## EXERCISE DIRECTIONS
Write out all records as given; omit images.

Data records
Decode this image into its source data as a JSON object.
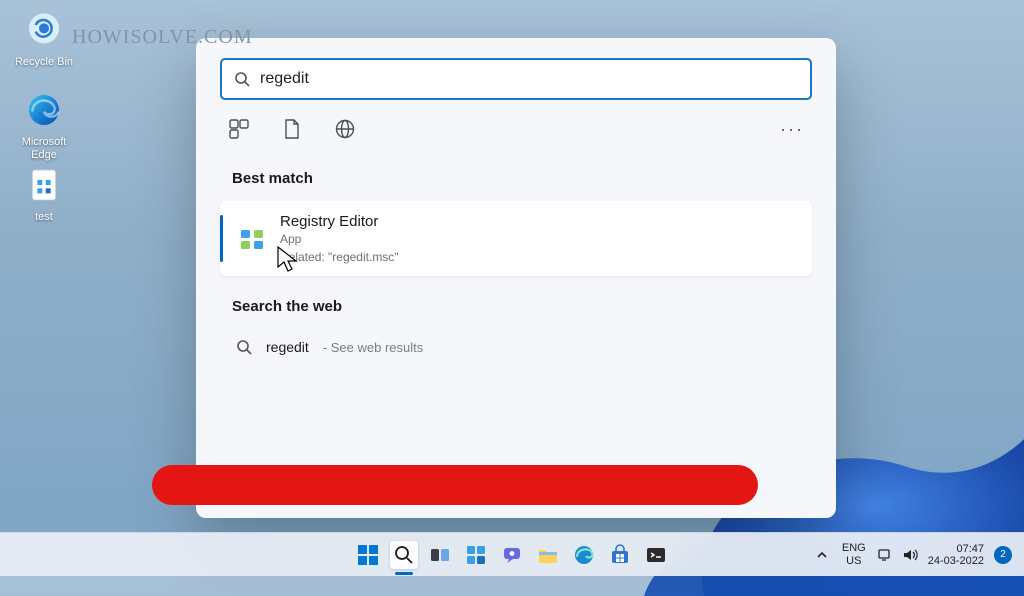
{
  "watermark": "HOWISOLVE.COM",
  "desktop": {
    "recycle_label": "Recycle Bin",
    "edge_label": "Microsoft Edge",
    "test_label": "test"
  },
  "search": {
    "query": "regedit",
    "best_match_heading": "Best match",
    "result": {
      "title": "Registry Editor",
      "subtitle": "App",
      "related": "Related: \"regedit.msc\""
    },
    "web_heading": "Search the web",
    "web_term": "regedit",
    "web_hint": "- See web results"
  },
  "systray": {
    "lang_top": "ENG",
    "lang_bot": "US",
    "time": "07:47",
    "date": "24-03-2022",
    "notif_count": "2"
  }
}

## THE RESPONSE
Decode this image into its source data as a JSON object.
{
  "watermark": "HOWISOLVE.COM",
  "desktop": {
    "recycle_label": "Recycle Bin",
    "edge_label": "Microsoft Edge",
    "test_label": "test"
  },
  "search": {
    "query": "regedit",
    "best_match_heading": "Best match",
    "result": {
      "title": "Registry Editor",
      "subtitle": "App",
      "related": "Related: \"regedit.msc\""
    },
    "web_heading": "Search the web",
    "web_term": "regedit",
    "web_hint": "- See web results"
  },
  "systray": {
    "lang_top": "ENG",
    "lang_bot": "US",
    "time": "07:47",
    "date": "24-03-2022",
    "notif_count": "2"
  }
}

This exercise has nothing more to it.